Entries from a dataset:
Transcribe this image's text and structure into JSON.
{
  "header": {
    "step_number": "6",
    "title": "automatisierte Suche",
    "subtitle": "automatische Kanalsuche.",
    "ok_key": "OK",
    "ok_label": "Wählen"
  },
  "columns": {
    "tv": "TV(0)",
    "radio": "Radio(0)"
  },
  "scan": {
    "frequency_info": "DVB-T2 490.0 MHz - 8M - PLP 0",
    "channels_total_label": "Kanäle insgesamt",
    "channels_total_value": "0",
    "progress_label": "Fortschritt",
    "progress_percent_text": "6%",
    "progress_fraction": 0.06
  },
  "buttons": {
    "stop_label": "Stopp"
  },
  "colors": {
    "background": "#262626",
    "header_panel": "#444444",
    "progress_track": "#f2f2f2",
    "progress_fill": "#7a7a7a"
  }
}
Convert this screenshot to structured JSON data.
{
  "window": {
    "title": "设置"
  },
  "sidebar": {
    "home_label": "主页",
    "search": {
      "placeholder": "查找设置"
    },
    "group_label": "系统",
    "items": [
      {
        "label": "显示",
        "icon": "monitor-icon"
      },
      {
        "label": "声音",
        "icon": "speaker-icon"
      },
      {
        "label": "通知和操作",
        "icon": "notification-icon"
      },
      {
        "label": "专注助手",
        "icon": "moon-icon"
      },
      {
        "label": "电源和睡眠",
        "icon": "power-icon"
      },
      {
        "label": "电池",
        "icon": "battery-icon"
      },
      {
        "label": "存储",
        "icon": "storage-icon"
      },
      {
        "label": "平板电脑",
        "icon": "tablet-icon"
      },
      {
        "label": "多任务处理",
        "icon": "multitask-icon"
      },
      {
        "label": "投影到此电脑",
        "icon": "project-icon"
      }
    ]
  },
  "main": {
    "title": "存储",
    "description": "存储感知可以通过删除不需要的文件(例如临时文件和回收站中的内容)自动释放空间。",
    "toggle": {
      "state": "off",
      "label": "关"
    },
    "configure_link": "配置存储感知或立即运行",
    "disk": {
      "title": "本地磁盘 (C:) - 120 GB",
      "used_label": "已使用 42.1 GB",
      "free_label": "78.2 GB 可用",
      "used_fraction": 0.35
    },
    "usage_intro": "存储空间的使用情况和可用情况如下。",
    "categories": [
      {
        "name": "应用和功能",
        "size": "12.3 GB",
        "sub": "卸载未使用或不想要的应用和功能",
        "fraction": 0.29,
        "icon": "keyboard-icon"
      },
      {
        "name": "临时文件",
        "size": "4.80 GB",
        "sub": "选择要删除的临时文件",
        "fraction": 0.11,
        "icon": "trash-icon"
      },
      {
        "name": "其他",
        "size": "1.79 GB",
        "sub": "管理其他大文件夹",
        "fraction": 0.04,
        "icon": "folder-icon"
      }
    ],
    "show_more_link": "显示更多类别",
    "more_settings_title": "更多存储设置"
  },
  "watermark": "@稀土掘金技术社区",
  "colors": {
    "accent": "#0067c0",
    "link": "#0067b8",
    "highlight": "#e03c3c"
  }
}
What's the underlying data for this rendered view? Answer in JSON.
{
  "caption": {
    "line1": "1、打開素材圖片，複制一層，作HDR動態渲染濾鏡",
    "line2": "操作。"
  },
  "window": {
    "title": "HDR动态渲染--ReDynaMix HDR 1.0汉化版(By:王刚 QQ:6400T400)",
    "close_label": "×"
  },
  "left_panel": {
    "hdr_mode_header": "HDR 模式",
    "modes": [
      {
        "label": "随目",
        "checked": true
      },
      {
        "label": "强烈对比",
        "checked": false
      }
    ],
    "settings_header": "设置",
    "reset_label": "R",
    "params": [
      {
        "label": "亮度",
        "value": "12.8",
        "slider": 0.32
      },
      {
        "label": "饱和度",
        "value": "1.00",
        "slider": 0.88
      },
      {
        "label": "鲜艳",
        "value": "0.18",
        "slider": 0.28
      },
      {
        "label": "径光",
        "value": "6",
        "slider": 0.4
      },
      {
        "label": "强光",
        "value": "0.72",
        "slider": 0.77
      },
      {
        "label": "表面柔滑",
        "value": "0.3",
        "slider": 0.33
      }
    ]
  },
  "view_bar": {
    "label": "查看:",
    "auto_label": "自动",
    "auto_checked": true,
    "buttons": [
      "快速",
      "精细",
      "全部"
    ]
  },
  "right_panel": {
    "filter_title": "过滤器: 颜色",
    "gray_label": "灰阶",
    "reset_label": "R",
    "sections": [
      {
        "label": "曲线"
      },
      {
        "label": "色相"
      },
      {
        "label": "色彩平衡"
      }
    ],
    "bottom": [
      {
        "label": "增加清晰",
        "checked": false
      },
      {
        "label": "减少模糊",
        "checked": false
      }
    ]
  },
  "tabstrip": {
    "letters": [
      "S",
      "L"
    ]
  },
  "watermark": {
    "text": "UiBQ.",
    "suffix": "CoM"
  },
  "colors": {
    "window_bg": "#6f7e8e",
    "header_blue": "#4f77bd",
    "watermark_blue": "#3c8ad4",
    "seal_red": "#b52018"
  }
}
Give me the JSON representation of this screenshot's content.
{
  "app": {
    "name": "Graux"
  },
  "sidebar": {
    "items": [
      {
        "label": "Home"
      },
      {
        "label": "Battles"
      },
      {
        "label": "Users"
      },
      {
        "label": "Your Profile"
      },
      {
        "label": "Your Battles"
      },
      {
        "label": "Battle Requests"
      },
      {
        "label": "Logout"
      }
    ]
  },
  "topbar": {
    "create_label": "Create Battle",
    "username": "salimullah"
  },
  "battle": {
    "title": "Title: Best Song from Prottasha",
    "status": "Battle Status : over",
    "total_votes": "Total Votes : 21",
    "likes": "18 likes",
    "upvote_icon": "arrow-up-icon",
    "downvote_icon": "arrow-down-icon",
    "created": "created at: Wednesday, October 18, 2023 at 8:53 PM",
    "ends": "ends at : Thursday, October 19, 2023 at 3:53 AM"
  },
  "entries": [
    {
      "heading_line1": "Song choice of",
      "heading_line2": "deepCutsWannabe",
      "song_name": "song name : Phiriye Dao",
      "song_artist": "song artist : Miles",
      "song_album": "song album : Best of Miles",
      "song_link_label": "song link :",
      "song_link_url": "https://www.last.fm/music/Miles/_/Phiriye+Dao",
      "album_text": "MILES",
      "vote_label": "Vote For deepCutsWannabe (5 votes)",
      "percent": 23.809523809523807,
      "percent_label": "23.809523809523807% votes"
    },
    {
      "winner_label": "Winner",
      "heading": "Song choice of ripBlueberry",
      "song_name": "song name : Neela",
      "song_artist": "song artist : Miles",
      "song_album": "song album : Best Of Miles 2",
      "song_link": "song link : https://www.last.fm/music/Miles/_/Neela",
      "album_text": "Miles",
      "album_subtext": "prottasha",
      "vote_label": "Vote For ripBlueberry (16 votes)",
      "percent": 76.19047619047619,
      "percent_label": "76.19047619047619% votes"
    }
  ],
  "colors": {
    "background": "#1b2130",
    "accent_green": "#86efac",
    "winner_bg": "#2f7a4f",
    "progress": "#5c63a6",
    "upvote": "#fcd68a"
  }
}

EXERCISE DESCRIPTION: Identify every line holding the word "Best" and copy it out.

OUTPUT FOR THIS TASK:
    "title": "Title: Best Song from Prottasha",
      "song_album": "song album : Best of Miles",
      "song_album": "song album : Best Of Miles 2",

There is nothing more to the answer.